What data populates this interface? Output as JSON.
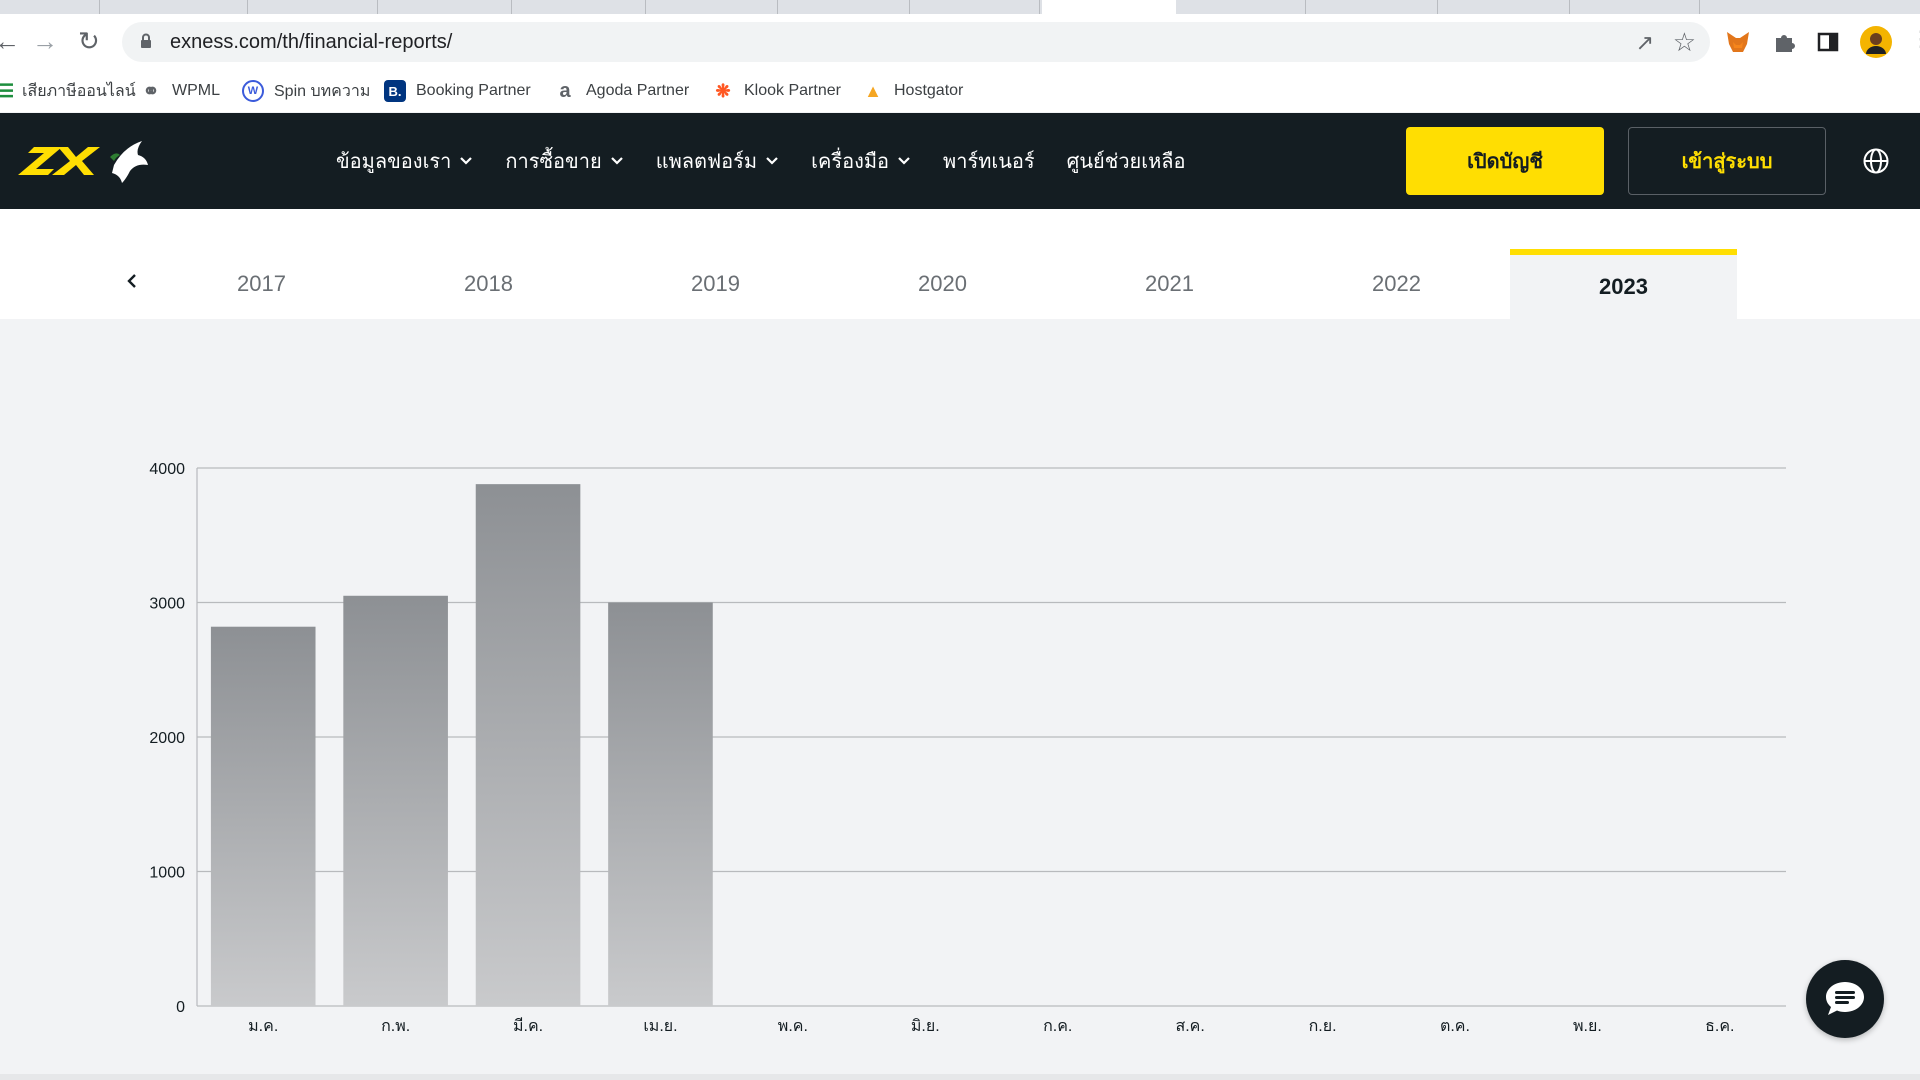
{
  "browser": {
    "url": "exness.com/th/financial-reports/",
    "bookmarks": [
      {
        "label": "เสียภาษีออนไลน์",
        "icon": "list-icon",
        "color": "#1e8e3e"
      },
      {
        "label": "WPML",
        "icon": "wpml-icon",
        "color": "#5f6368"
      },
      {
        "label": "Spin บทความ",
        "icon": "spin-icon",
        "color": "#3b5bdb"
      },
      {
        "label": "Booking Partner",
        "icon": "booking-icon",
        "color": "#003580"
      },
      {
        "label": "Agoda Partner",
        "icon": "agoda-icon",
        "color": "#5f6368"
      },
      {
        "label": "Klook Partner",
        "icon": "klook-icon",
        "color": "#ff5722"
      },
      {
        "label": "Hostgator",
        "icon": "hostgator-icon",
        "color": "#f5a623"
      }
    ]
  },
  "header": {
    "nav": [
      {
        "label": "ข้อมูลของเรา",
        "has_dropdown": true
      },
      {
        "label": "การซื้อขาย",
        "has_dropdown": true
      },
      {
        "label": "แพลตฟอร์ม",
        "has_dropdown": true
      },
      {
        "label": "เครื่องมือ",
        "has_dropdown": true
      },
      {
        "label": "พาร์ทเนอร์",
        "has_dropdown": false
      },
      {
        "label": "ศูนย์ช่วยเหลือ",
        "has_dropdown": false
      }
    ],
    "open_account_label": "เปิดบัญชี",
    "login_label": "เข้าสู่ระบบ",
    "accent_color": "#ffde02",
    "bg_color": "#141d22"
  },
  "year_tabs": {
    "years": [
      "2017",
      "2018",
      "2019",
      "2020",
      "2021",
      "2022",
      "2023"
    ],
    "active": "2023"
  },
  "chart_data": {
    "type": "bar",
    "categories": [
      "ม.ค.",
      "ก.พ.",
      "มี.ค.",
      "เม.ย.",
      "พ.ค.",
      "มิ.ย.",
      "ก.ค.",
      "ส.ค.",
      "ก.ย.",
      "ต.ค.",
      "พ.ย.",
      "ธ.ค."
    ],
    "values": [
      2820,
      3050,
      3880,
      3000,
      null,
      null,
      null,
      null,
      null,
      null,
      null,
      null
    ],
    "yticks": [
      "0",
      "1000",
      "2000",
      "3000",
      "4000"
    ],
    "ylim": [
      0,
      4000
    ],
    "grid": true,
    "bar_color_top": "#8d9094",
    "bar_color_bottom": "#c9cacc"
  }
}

________________________________________

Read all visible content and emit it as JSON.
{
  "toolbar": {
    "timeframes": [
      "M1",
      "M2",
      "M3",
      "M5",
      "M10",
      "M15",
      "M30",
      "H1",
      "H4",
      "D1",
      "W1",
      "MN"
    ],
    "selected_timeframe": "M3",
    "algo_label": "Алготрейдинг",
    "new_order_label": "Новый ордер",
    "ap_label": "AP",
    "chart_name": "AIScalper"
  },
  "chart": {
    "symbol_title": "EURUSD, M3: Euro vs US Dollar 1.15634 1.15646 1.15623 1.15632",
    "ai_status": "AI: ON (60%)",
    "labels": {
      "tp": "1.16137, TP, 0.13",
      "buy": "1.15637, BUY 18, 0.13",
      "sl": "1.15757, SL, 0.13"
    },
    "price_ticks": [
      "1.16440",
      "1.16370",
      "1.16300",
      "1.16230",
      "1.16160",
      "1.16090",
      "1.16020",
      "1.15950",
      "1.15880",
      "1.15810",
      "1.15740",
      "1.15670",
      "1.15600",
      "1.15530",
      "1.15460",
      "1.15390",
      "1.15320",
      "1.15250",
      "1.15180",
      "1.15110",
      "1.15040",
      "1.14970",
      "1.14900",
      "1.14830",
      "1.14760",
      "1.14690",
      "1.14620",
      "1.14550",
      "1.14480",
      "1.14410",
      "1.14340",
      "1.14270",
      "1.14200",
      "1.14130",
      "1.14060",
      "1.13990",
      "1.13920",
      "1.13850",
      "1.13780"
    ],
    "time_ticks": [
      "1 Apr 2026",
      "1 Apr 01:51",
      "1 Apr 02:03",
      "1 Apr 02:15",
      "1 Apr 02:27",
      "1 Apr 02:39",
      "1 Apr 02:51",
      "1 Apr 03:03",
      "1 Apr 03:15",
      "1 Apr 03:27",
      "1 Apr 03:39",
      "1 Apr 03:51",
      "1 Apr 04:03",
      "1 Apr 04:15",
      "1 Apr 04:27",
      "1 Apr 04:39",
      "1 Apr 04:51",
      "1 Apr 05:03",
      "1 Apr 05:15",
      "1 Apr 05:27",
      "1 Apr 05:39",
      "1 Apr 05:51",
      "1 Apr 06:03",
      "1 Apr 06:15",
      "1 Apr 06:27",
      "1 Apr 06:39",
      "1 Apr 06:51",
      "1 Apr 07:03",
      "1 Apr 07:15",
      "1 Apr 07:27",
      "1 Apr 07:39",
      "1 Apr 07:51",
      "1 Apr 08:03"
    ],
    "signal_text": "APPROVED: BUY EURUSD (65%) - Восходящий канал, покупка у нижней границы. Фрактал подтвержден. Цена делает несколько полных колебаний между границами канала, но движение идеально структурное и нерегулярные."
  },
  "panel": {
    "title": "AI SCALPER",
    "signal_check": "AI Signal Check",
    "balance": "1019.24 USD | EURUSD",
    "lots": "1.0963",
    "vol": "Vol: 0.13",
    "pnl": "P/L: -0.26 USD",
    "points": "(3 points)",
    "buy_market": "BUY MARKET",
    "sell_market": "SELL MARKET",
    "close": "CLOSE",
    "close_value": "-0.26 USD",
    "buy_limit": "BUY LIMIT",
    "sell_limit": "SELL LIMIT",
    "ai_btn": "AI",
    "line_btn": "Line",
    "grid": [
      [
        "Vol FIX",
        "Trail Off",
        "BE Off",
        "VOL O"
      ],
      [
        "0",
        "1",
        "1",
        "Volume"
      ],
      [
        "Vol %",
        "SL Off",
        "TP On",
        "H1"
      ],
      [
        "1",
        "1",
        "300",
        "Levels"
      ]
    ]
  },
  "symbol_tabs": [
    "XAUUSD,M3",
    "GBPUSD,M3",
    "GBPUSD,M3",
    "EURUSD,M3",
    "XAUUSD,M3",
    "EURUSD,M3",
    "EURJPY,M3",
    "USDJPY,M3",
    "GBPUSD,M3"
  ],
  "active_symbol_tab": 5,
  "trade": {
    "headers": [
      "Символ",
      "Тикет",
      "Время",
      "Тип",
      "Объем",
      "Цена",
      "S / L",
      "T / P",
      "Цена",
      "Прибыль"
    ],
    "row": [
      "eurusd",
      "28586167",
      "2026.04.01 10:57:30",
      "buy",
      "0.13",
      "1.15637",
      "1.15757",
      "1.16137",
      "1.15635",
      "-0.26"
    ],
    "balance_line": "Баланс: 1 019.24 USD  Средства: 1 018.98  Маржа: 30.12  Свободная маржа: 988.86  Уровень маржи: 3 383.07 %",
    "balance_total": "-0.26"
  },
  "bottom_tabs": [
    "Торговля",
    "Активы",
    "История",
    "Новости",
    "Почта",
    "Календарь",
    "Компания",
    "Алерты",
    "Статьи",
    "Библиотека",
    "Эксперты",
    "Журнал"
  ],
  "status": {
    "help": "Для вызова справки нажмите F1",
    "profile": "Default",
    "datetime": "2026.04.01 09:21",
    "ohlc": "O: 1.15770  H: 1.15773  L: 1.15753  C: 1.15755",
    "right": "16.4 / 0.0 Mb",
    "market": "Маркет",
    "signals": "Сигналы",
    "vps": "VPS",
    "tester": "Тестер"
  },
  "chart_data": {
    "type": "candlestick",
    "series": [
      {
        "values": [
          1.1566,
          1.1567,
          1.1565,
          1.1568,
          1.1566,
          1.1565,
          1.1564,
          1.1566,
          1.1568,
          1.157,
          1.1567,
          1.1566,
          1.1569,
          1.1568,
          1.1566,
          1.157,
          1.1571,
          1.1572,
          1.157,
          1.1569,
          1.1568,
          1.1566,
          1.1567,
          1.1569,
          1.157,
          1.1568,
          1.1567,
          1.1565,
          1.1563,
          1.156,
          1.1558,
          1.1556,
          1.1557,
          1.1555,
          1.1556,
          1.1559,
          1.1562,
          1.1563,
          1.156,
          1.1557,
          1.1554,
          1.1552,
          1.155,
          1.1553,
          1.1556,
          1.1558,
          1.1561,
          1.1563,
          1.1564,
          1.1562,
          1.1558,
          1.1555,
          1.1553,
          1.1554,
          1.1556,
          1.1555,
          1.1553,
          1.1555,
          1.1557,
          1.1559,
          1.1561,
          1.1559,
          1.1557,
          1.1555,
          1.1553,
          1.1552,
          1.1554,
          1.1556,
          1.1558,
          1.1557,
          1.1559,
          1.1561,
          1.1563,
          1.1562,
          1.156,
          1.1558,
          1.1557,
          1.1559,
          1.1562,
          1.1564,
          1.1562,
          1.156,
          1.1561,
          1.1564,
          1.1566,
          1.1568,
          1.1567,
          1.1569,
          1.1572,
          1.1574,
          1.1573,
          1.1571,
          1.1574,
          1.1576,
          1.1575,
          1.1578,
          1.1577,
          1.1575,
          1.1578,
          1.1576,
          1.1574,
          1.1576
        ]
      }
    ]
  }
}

________________________________________

• _REQUIREMENT_: Only the number is wanted: how many lines of the material contain the word "JSON"?

• _ANSWER TO THE PROBLEM_: 2